#### GIVEN TASK A
Quote from the records below everything from the line containing "Find all labels, buttons, inputs, and" down to the line containing "0, 1453, 40]", with both of those lines included.

#### PAGE
_ _ _ _

# LOUD Nigerian!!



## Harriet_and_Hens (Apr 26, 2015)

Hello again all,

I have seen many of you say time and time again that Nigerians can be kind of loud. So, when my 1 year old doe starts yelling, I try not to give it much thought; however, she does NOT STOP :GAAH: 

I don't actually mind the noise (my neighbors probably do, but I'm not really even too concerned about that). I just am concerned maybe something is wrong. Could she be lonely, even though her 2 babies are with her (they're about 7 weeks old now)? The babies seem fine, talking a little when they see me, but nothing too crazy. I only feed her in the morning - 6:30am every morning, on the milk stand. 

Maybe this is a dumb question, I just want my girl to be happy! Could she need some adult company? :shrug: We've talked about getting another doe in milk - maybe this would be a good time?


----------



## ShireRidgeFarm (Sep 24, 2015)

How long have you had her? It does take some time for them to adjust, especially if they originally came from a big herd. 

Can you tell what she's yelling at? Mine will see someone walk by outside the house and make some noise sometimes, kind of as a way to say hello and ask if we're coming down. 

Does she have enough hay/browse? Sometimes a hungry goat will be very talkative. Maybe she doesn't like the hay/grass you have out, and wants something different? 

Those are my guesses, anyway.  A doe can get companionship from her babies, but if she's in a situation she doesn't like the babies being there with her will not help. I learned that from several of my does will become very unhappy if they are left in the kidding stall with their babies, apart from the herd. An adult companion might help, but two goats will not always become happy friends.


----------



## Harriet_and_Hens (Apr 26, 2015)

Some good points! We've had her for just over 1 month now. Some days she is SUPER loud, and other days she's a little quieter - although it seems lately, it's been louder. 

She did come from a bigger herd, which is what I originally assumed the problem was, but since it's been a month I thought maybe she'd be past that by now. I don't think she can see anyone that would make her yell (unless we are outside of course) because our neighbors are separated by a wooded area.

_ _ _ _

#### GIVEN TASK B
Print everything in the Nigerian doe thread above from "Does she have" down to "it's been louder.", word for word.

#### DATA PROVIDED
_ _ _ _

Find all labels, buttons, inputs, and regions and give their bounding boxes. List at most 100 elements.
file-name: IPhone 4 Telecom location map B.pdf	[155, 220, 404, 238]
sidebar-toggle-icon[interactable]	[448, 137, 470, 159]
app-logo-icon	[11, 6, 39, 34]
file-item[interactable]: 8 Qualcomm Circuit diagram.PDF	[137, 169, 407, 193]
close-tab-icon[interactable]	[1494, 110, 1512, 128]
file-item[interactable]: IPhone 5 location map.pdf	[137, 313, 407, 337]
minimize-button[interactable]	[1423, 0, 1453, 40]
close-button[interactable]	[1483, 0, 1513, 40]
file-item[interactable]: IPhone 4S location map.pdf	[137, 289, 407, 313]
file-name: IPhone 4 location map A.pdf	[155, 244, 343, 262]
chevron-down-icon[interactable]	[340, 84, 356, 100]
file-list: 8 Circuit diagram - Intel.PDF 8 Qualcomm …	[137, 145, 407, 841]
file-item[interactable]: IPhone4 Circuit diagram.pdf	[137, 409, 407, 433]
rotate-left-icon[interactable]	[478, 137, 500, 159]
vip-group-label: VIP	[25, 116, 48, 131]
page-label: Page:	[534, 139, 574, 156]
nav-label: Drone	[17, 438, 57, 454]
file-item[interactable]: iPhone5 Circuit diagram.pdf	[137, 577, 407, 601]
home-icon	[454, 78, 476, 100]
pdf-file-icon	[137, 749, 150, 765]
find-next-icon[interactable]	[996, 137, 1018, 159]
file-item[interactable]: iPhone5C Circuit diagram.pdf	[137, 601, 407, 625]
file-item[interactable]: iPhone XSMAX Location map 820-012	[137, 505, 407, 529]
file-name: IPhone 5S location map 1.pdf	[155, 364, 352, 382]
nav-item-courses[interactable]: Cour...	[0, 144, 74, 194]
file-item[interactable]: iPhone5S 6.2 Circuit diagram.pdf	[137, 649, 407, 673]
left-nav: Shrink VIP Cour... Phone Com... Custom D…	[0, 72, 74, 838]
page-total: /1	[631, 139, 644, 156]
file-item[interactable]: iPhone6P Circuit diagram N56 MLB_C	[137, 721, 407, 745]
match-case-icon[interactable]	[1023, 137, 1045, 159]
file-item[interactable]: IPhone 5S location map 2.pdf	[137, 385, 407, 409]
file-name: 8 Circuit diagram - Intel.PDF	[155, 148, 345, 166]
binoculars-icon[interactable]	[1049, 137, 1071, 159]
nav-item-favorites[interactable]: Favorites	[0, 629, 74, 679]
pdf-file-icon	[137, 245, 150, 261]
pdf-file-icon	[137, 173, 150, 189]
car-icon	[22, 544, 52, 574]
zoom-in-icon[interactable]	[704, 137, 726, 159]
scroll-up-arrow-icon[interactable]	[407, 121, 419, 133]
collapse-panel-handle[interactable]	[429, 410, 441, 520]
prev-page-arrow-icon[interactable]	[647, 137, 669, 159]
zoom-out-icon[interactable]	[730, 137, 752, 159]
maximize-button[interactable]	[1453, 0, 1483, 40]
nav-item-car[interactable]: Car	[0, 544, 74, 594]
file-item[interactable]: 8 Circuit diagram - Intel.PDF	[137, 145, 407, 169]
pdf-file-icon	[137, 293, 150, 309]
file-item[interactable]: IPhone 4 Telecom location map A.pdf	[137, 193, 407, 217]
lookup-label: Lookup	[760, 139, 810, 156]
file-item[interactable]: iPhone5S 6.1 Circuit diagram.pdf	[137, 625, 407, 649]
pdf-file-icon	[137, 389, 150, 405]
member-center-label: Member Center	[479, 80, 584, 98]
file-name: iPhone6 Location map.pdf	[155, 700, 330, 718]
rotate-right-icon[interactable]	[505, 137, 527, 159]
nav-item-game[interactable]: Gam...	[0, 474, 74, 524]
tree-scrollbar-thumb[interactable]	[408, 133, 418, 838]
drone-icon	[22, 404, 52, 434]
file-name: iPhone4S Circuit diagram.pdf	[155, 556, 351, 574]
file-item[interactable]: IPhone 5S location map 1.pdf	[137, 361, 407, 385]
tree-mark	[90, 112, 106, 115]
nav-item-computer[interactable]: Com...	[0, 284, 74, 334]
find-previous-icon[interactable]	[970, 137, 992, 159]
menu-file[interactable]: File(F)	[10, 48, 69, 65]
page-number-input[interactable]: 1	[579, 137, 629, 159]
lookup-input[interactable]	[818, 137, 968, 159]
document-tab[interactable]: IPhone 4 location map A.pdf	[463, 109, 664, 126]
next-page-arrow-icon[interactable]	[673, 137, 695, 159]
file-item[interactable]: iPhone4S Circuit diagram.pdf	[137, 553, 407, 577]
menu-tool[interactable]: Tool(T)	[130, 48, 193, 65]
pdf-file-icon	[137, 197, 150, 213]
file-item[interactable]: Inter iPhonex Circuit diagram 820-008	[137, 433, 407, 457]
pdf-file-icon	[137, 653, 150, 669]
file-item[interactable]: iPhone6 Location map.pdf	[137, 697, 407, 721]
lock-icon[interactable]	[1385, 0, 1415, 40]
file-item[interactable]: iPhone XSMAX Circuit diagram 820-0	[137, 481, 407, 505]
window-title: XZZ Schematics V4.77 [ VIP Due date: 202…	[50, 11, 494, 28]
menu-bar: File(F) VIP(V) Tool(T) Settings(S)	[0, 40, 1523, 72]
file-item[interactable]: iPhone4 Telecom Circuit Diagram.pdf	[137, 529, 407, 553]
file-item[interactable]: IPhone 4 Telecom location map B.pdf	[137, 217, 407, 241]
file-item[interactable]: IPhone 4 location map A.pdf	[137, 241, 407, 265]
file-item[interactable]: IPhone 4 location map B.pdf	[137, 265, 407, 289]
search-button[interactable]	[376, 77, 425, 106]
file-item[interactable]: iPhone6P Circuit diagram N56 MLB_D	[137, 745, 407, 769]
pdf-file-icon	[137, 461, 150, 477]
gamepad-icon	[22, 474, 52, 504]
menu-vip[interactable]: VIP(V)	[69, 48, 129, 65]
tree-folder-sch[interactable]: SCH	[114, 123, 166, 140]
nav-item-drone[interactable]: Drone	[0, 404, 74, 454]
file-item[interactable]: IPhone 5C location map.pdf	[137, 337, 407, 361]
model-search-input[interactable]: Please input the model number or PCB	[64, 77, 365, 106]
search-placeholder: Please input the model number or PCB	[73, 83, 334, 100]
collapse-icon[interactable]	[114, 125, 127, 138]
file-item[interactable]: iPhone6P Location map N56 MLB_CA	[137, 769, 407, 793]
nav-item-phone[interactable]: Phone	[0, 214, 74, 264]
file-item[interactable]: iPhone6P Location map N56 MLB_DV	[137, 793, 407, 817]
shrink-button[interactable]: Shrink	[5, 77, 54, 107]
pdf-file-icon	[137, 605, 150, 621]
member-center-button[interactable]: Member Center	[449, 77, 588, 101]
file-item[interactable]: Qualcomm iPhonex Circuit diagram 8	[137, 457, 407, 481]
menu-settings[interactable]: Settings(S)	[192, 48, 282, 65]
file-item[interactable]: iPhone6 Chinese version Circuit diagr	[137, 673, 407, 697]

_ _ _ _

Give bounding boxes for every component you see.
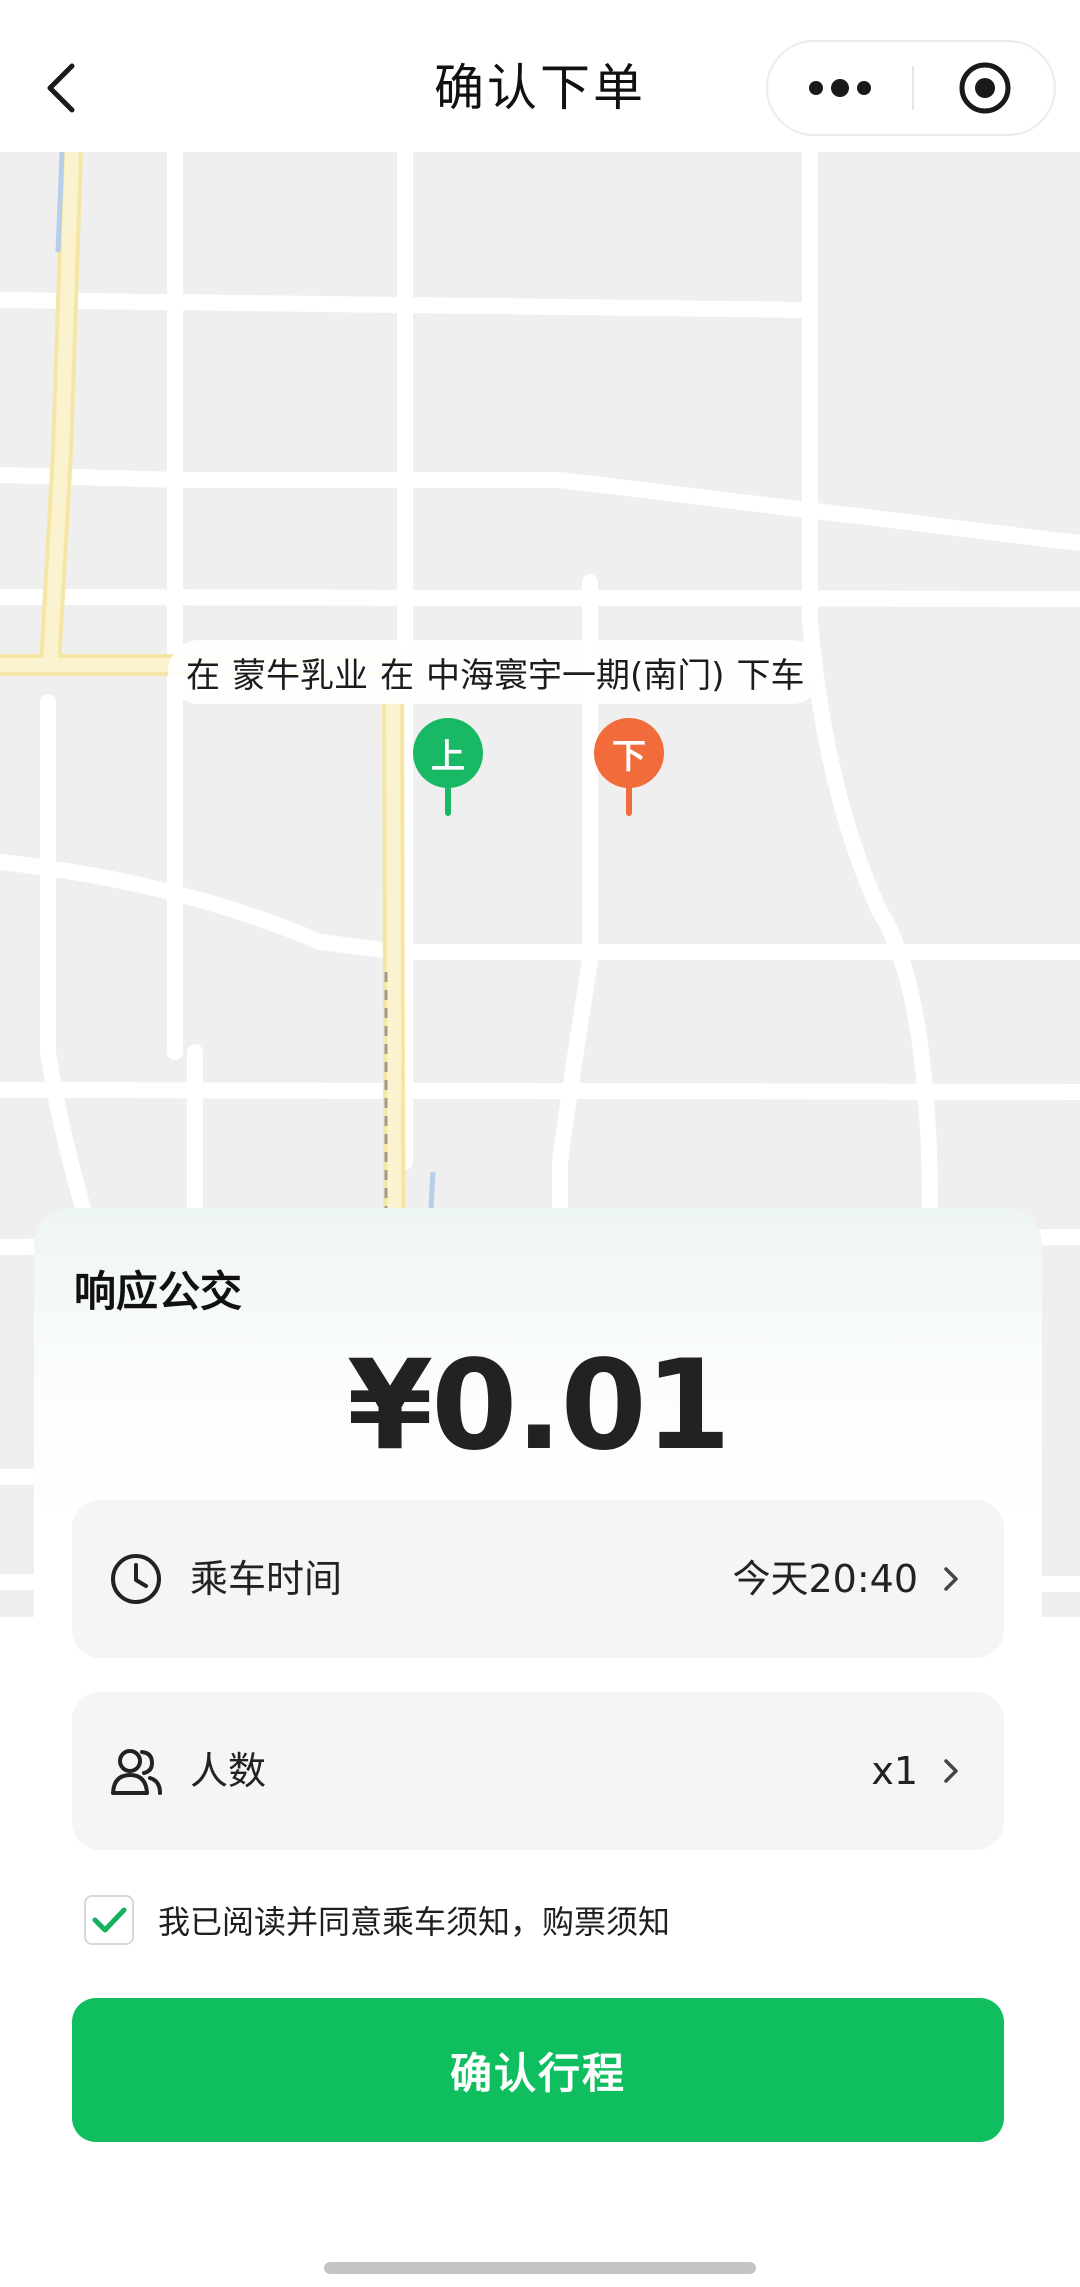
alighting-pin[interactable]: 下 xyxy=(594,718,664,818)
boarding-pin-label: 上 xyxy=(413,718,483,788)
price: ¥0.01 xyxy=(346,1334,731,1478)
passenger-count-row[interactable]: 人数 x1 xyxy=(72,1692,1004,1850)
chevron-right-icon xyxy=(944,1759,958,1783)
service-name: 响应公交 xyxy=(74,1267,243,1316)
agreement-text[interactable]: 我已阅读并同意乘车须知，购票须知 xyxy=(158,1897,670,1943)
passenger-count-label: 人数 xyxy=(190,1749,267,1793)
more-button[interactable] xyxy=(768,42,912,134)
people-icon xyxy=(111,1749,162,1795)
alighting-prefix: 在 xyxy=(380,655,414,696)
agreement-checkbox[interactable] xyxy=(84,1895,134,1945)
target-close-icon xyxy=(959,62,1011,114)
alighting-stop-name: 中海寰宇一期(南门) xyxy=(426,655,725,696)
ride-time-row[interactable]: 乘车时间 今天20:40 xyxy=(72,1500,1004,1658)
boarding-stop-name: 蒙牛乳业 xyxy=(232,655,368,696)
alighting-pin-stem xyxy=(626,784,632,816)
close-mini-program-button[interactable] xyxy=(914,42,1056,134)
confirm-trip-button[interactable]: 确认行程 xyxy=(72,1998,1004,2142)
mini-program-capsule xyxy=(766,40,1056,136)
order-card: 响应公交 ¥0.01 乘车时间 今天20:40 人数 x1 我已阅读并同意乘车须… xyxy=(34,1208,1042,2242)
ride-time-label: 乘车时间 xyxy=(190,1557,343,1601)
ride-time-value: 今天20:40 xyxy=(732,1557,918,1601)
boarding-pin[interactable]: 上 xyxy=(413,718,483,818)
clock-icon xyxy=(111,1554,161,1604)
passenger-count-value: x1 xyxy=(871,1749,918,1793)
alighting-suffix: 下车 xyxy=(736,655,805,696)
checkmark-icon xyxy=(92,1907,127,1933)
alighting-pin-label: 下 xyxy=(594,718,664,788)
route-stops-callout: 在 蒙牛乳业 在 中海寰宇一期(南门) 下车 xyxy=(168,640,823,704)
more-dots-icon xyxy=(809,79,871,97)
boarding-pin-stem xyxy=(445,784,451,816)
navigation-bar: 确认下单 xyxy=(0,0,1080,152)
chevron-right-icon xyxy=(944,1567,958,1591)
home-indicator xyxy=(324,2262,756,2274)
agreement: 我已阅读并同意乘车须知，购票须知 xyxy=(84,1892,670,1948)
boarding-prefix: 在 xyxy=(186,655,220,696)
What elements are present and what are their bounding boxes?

_ _ _ _

#### FULL ANSWER A
Find all labels, buttons, inputs, and regions and give their bounding boxes. List at most 100 elements.
file-name: IPhone 4 Telecom location map B.pdf	[155, 220, 404, 238]
sidebar-toggle-icon[interactable]	[448, 137, 470, 159]
app-logo-icon	[11, 6, 39, 34]
file-item[interactable]: 8 Qualcomm Circuit diagram.PDF	[137, 169, 407, 193]
close-tab-icon[interactable]	[1494, 110, 1512, 128]
file-item[interactable]: IPhone 5 location map.pdf	[137, 313, 407, 337]
minimize-button[interactable]	[1423, 0, 1453, 40]

#### FULL ANSWER B
Does she have enough hay/browse? Sometimes a hungry goat will be very talkative. Maybe she doesn't like the hay/grass you have out, and wants something different? 

Those are my guesses, anyway.  A doe can get companionship from her babies, but if she's in a situation she doesn't like the babies being there with her will not help. I learned that from several of my does will become very unhappy if they are left in the kidding stall with their babies, apart from the herd. An adult companion might help, but two goats will not always become happy friends.


----------



## Harriet_and_Hens (Apr 26, 2015)

Some good points! We've had her for just over 1 month now. Some days she is SUPER loud, and other days she's a little quieter - although it seems lately, it's been louder.